Task to carry out: Lines in the listing below that contain the string "glass" are to be found and copied.

Input:

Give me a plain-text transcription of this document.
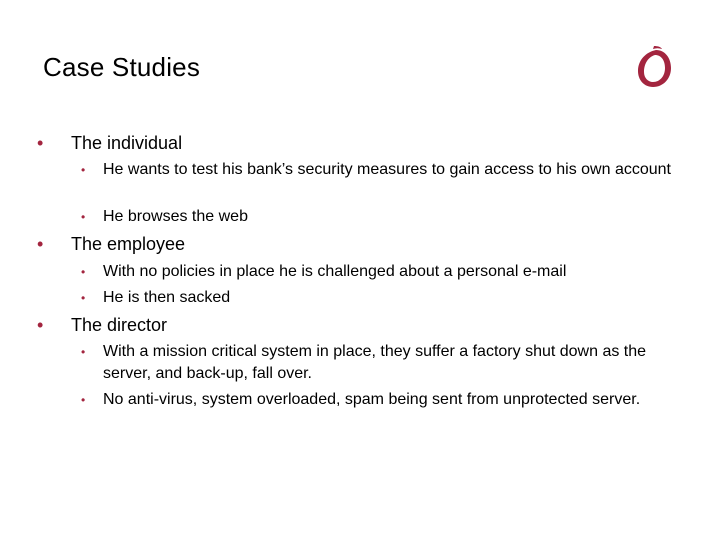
Case Studies
• The individual
• He wants to test his bank’s security measures to gain access to his own account
• He browses the web
• The employee
• With no policies in place he is challenged about a personal e-mail
• He is then sacked
• The director
• With a mission critical system in place, they suffer a factory shut down as the server, and back-up, fall over.
• No anti-virus, system overloaded, spam being sent from unprotected server.
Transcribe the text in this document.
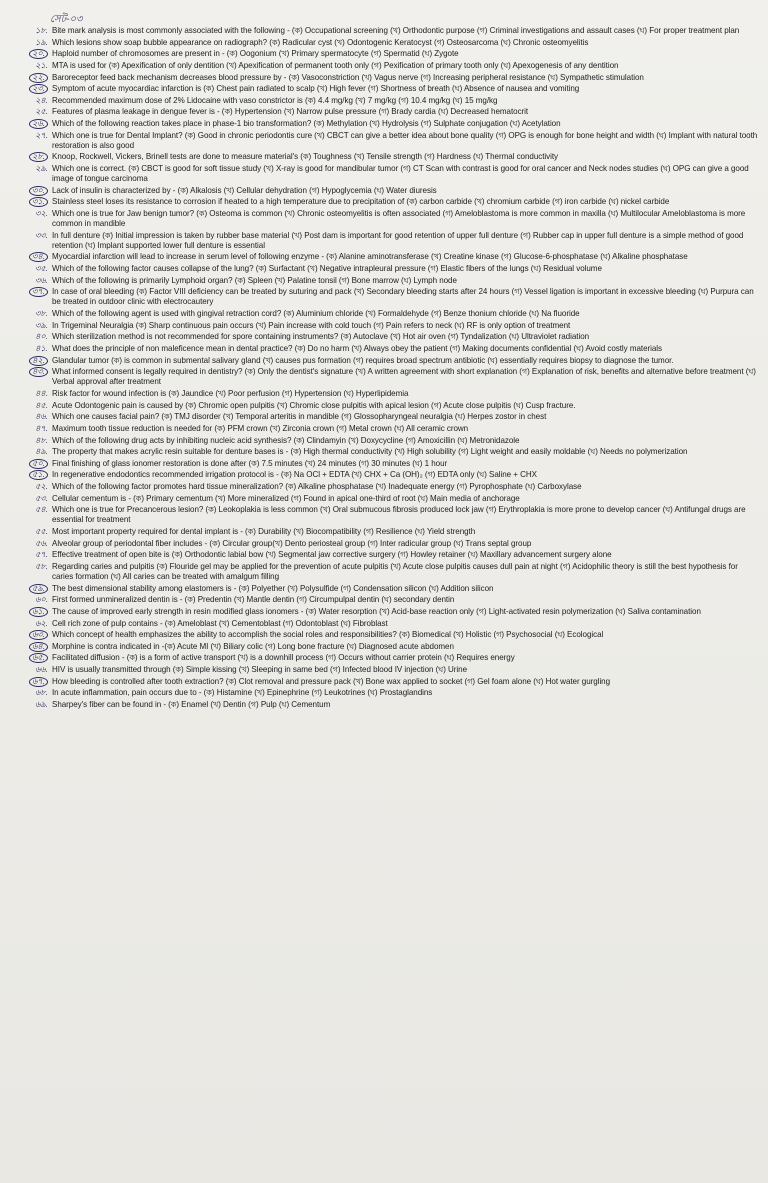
সেট-০৩
১৮. Bite mark analysis is most commonly associated with the following - (ক) Occupational screening (খ) Orthodontic purpose (গ) Criminal investigations and assault cases (ঘ) For proper treatment plan
১৯. Which lesions show soap bubble appearance on radiograph? (ক) Radicular cyst (খ) Odontogenic Keratocyst (গ) Osteosarcoma (ঘ) Chronic osteomyelitis
২০. Haploid number of chromosomes are present in - (ক) Oogonium (খ) Primary spermatocyte (গ) Spermatid (ঘ) Zygote
২১. MTA is used for (ক) Apexification of only dentition (খ) Apexification of permanent tooth only (গ) Pexification of primary tooth only (ঘ) Apexogenesis of any dentition
২২. Baroreceptor feed back mechanism decreases blood pressure by - (ক) Vasoconstriction (খ) Vagus nerve (গ) Increasing peripheral resistance (ঘ) Sympathetic stimulation
২৩. Symptom of acute myocardiac infarction is (ক) Chest pain radiated to scalp (খ) High fever (গ) Shortness of breath (ঘ) Absence of nausea and vomiting
২৪. Recommended maximum dose of 2% Lidocaine with vaso constrictor is (ক) 4.4 mg/kg (খ) 7 mg/kg (গ) 10.4 mg/kg (ঘ) 15 mg/kg
২৫. Features of plasma leakage in dengue fever is - (ক) Hypertension (খ) Narrow pulse pressure (গ) Brady cardia (ঘ) Decreased hematocrit
২৬. Which of the following reaction takes place in phase-1 bio transformation? (ক) Methylation (খ) Hydrolysis (গ) Sulphate conjugation (ঘ) Acetylation
২৭. Which one is true for Dental Implant? (ক) Good in chronic periodontis cure (খ) CBCT can give a better idea about bone quality (গ) OPG is enough for bone height and width (ঘ) Implant with natural tooth restoration is also good
২৮. Knoop, Rockwell, Vickers, Brinell tests are done to measure material's (ক) Toughness (খ) Tensile strength (গ) Hardness (ঘ) Thermal conductivity
২৯. Which one is correct. (ক) CBCT is good for soft tissue study (খ) X-ray is good for mandibular tumor (গ) CT Scan with contrast is good for oral cancer and Neck nodes studies (ঘ) OPG can give a good image of tongue carcinoma
৩০. Lack of insulin is characterized by - (ক) Alkalosis (খ) Cellular dehydration (গ) Hypoglycemia (ঘ) Water diuresis
৩১. Stainless steel loses its resistance to corrosion if heated to a high temperature due to precipitation of (ক) carbon carbide (খ) chromium carbide (গ) iron carbide (ঘ) nickel carbide
৩২. Which one is true for Jaw benign tumor? (ক) Osteoma is common (খ) Chronic osteomyelitis is often associated (গ) Ameloblastoma is more common in maxilla (ঘ) Multilocular Ameloblastoma is more common in mandible
৩৩. In full denture (ক) Initial impression is taken by rubber base material (খ) Post dam is important for good retention of upper full denture (গ) Rubber cap in upper full denture is a simple method of good retention (ঘ) Implant supported lower full denture is essential
৩৪. Myocardial infarction will lead to increase in serum level of following enzyme - (ক) Alanine aminotransferase (খ) Creatine kinase (গ) Glucose-6-phosphatase (ঘ) Alkaline phosphatase
৩৫. Which of the following factor causes collapse of the lung? (ক) Surfactant (খ) Negative intrapleural pressure (গ) Elastic fibers of the lungs (ঘ) Residual volume
৩৬. Which of the following is primarily Lymphoid organ? (ক) Spleen (খ) Palatine tonsil (গ) Bone marrow (ঘ) Lymph node
৩৭. In case of oral bleeding (ক) Factor VIII deficiency can be treated by suturing and pack (খ) Secondary bleeding starts after 24 hours (গ) Vessel ligation is important in excessive bleeding (ঘ) Purpura can be treated in outdoor clinic with electrocautery
৩৮. Which of the following agent is used with gingival retraction cord? (ক) Aluminium chloride (খ) Formaldehyde (গ) Benze thonium chloride (ঘ) Na fluoride
৩৯. In Trigeminal Neuralgia (ক) Sharp continuous pain occurs (খ) Pain increase with cold touch (গ) Pain refers to neck (ঘ) RF is only option of treatment
৪০. Which sterilization method is not recommended for spore containing instruments? (ক) Autoclave (খ) Hot air oven (গ) Tyndalization (ঘ) Ultraviolet radiation
৪১. What does the principle of non maleficence mean in dental practice? (ক) Do no harm (খ) Always obey the patient (গ) Making documents confidential (ঘ) Avoid costly materials
৪২. Glandular tumor (ক) is common in submental salivary gland (খ) causes pus formation (গ) requires broad spectrum antibiotic (ঘ) essentially requires biopsy to diagnose the tumor.
৪৩. What informed consent is legally required in dentistry? (ক) Only the dentist's signature (খ) A written agreement with short explanation (গ) Explanation of risk, benefits and alternative before treatment (ঘ) Verbal approval after treatment
৪৪. Risk factor for wound infection is (ক) Jaundice (খ) Poor perfusion (গ) Hypertension (ঘ) Hyperlipidemia
৪৫. Acute Odontogenic pain is caused by (ক) Chromic open pulpitis (খ) Chromic close pulpitis with apical lesion (গ) Acute close pulpitis (ঘ) Cusp fracture.
৪৬. Which one causes facial pain? (ক) TMJ disorder (খ) Temporal arteritis in mandible (গ) Glossopharyngeal neuralgia (ঘ) Herpes zostor in chest
৪৭. Maximum tooth tissue reduction is needed for (ক) PFM crown (খ) Zirconia crown (গ) Metal crown (ঘ) All ceramic crown
৪৮. Which of the following drug acts by inhibiting nucleic acid synthesis? (ক) Clindamyin (খ) Doxycycline (গ) Amoxicillin (ঘ) Metronidazole
৪৯. The property that makes acrylic resin suitable for denture bases is - (ক) High thermal conductivity (খ) High solubility (গ) Light weight and easily moldable (ঘ) Needs no polymerization
৫০. Final finishing of glass ionomer restoration is done after (ক) 7.5 minutes (খ) 24 minutes (গ) 30 minutes (ঘ) 1 hour
৫১. In regenerative endodontics recommended irrigation protocol is - (ক) Na OCl + EDTA (খ) CHX + Ca (OH)₂ (গ) EDTA only (ঘ) Saline + CHX
৫২. Which of the following factor promotes hard tissue mineralization? (ক) Alkaline phosphatase (খ) Inadequate energy (গ) Pyrophosphate (ঘ) Carboxylase
৫৩. Cellular cementum is - (ক) Primary cementum (খ) More mineralized (গ) Found in apical one-third of root (ঘ) Main media of anchorage
৫৪. Which one is true for Precancerous lesion? (ক) Leokoplakia is less common (খ) Oral submucous fibrosis produced lock jaw (গ) Erythroplakia is more prone to develop cancer (ঘ) Antifungal drugs are essential for treatment
৫৫. Most important property required for dental implant is - (ক) Durability (খ) Biocompatibility (গ) Resilience (ঘ) Yield strength
৫৬. Alveolar group of periodontal fiber includes - (ক) Circular group(খ) Dento periosteal group (গ) Inter radicular group (ঘ) Trans septal group
৫৭. Effective treatment of open bite is (ক) Orthodontic labial bow (খ) Segmental jaw corrective surgery (গ) Howley retainer (ঘ) Maxillary advancement surgery alone
৫৮. Regarding caries and pulpitis (ক) Flouride gel may be applied for the prevention of acute pulpitis (খ) Acute close pulpitis causes dull pain at night (গ) Acidophilic theory is still the best hypothesis for caries formation (ঘ) All caries can be treated with amalgum filling
৫৯. The best dimensional stability among elastomers is - (ক) Polyether (খ) Polysulfide (গ) Condensation silicon (ঘ) Addition silicon
৬০. First formed unmineralized dentin is - (ক) Predentin (খ) Mantle dentin (গ) Circumpulpal dentin (ঘ) secondary dentin
৬১. The cause of improved early strength in resin modified glass ionomers - (ক) Water resorption (খ) Acid-base reaction only (গ) Light-activated resin polymerization (ঘ) Saliva contamination
৬২. Cell rich zone of pulp contains - (ক) Ameloblast (খ) Cementoblast (গ) Odontoblast (ঘ) Fibroblast
৬৩. Which concept of health emphasizes the ability to accomplish the social roles and responsibilities? (ক) Biomedical (খ) Holistic (গ) Psychosocial (ঘ) Ecological
৬৪. Morphine is contra indicated in -(ক) Acute MI (খ) Biliary colic (গ) Long bone fracture (ঘ) Diagnosed acute abdomen
৬৫. Facilitated diffusion - (ক) is a form of active transport (খ) is a downhill process (গ) Occurs without carrier protein (ঘ) Requires energy
৬৬. HIV is usually transmitted through (ক) Simple kissing (খ) Sleeping in same bed (গ) Infected blood IV injection (ঘ) Urine
৬৭. How bleeding is controlled after tooth extraction? (ক) Clot removal and pressure pack (খ) Bone wax applied to socket (গ) Gel foam alone (ঘ) Hot water gurgling
৬৮. In acute inflammation, pain occurs due to - (ক) Histamine (খ) Epinephrine (গ) Leukotrines (ঘ) Prostaglandins
৬৯. Sharpey's fiber can be found in - (ক) Enamel (খ) Dentin (গ) Pulp (ঘ) Cementum
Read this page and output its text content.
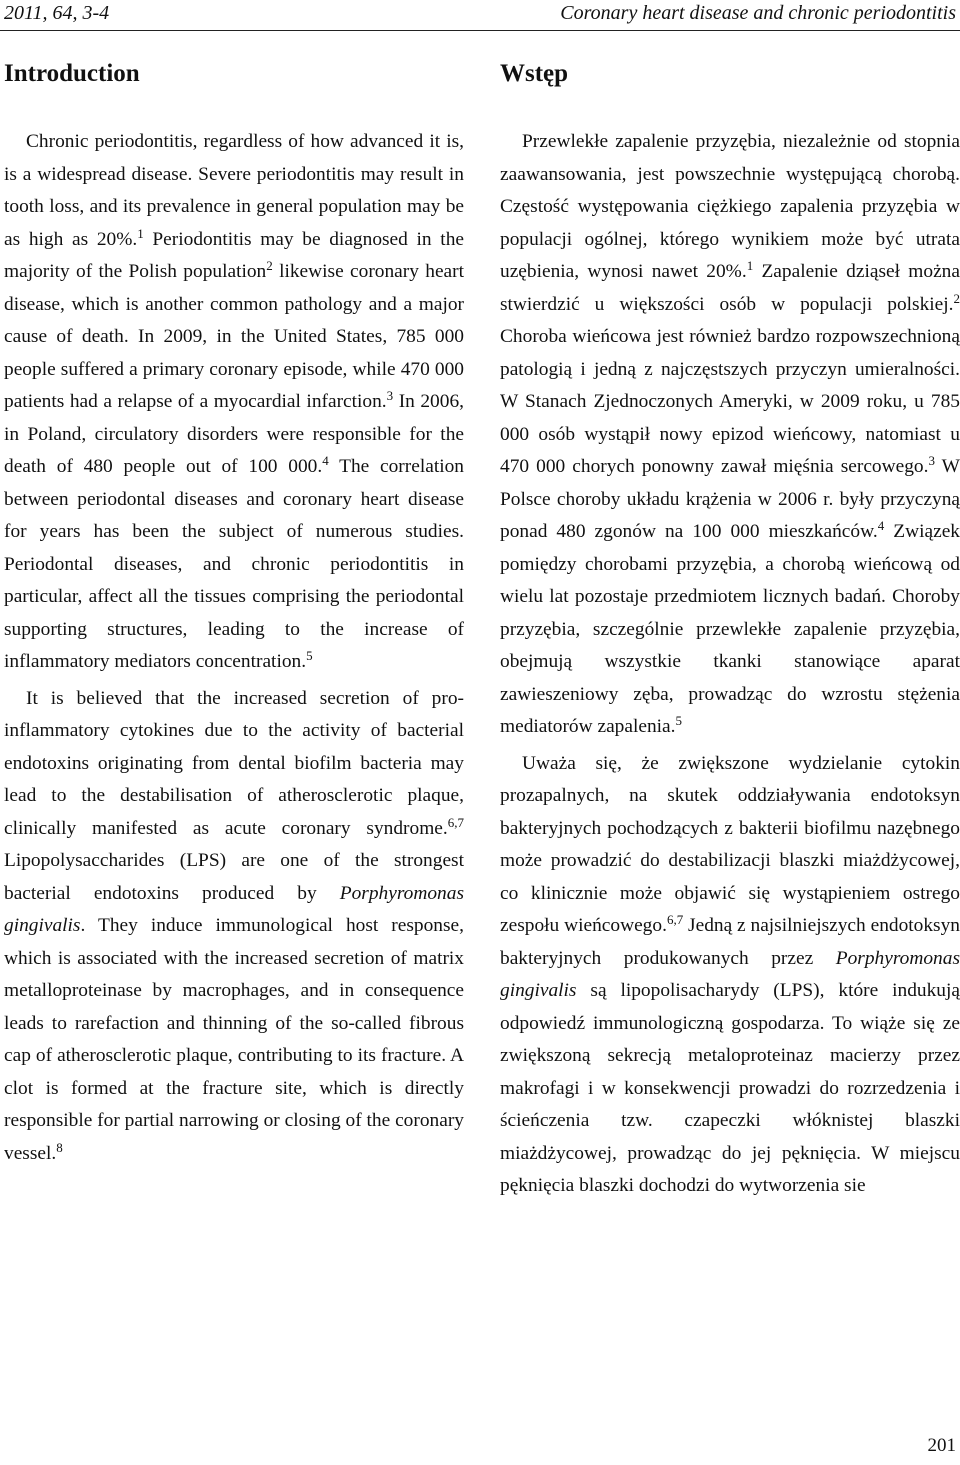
2011, 64, 3-4	Coronary heart disease and chronic periodontitis
Introduction

Chronic periodontitis, regardless of how advanced it is, is a widespread disease. Severe periodontitis may result in tooth loss, and its prevalence in general population may be as high as 20%.$^1$ Periodontitis may be diagnosed in the majority of the Polish population$^2$ likewise coronary heart disease, which is another common pathology and a major cause of death. In 2009, in the United States, 785 000 people suffered a primary coronary episode, while 470 000 patients had a relapse of a myocardial infarction.$^3$ In 2006, in Poland, circulatory disorders were responsible for the death of 480 people out of 100 000.$^4$ The correlation between periodontal diseases and coronary heart disease for years has been the subject of numerous studies. Periodontal diseases, and chronic periodontitis in particular, affect all the tissues comprising the periodontal supporting structures, leading to the increase of inflammatory mediators concentration.$^5$

It is believed that the increased secretion of pro-inflammatory cytokines due to the activity of bacterial endotoxins originating from dental biofilm bacteria may lead to the destabilisation of atherosclerotic plaque, clinically manifested as acute coronary syndrome.$^{6,7}$ Lipopolysaccharides (LPS) are one of the strongest bacterial endotoxins produced by Porphyromonas gingivalis. They induce immunological host response, which is associated with the increased secretion of matrix metalloproteinase by macrophages, and in consequence leads to rarefaction and thinning of the so-called fibrous cap of atherosclerotic plaque, contributing to its fracture. A clot is formed at the fracture site, which is directly responsible for partial narrowing or closing of the coronary vessel.$^8$

Wstęp

Przewlekłe zapalenie przyzębia, niezależnie od stopnia zaawansowania, jest powszechnie występującą chorobą. Częstość występowania ciężkiego zapalenia przyzębia w populacji ogólnej, którego wynikiem może być utrata uzębienia, wynosi nawet 20%.$^1$ Zapalenie dziąseł można stwierdzić u większości osób w populacji polskiej.$^2$ Choroba wieńcowa jest również bardzo rozpowszechnioną patologią i jedną z najczęstszych przyczyn umieralności. W Stanach Zjednoczonych Ameryki, w 2009 roku, u 785 000 osób wystąpił nowy epizod wieńcowy, natomiast u 470 000 chorych ponowny zawał mięśnia sercowego.$^3$ W Polsce choroby układu krążenia w 2006 r. były przyczyną ponad 480 zgonów na 100 000 mieszkańców.$^4$ Związek pomiędzy chorobami przyzębia, a chorobą wieńcową od wielu lat pozostaje przedmiotem licznych badań. Choroby przyzębia, szczególnie przewlekłe zapalenie przyzębia, obejmują wszystkie tkanki stanowiące aparat zawieszeniowy zęba, prowadząc do wzrostu stężenia mediatorów zapalenia.$^5$

Uważa się, że zwiększone wydzielanie cytokin prozapalnych, na skutek oddziaływania endotoksyn bakteryjnych pochodzących z bakterii biofilmu nazębnego może prowadzić do destabilizacji blaszki miażdżycowej, co klinicznie może objawić się wystąpieniem ostrego zespołu wieńcowego.$^{6,7}$ Jedną z najsilniejszych endotoksyn bakteryjnych produkowanych przez Porphyromonas gingivalis są lipopolisacharydy (LPS), które indukują odpowiedź immunologiczną gospodarza. To wiąże się ze zwiększoną sekrecją metaloproteinaz macierzy przez makrofagi i w konsekwencji prowadzi do rozrzedzenia i ścieńczenia tzw. czapeczki włóknistej blaszki miażdżycowej, prowadząc do jej pęknięcia. W miejscu pęknięcia blaszki dochodzi do wytworzenia sie

201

Result of the task:
৫০. Final finishing of glass ionomer restoration is done after (ক) 7.5 minutes (খ) 24 minutes (গ) 30 minutes (ঘ) 1 hour
৬১. The cause of improved early strength in resin modified glass ionomers - (ক) Water resorption (খ) Acid-base reaction only (গ) Light-activated resin polymerization (ঘ) Saliva contamination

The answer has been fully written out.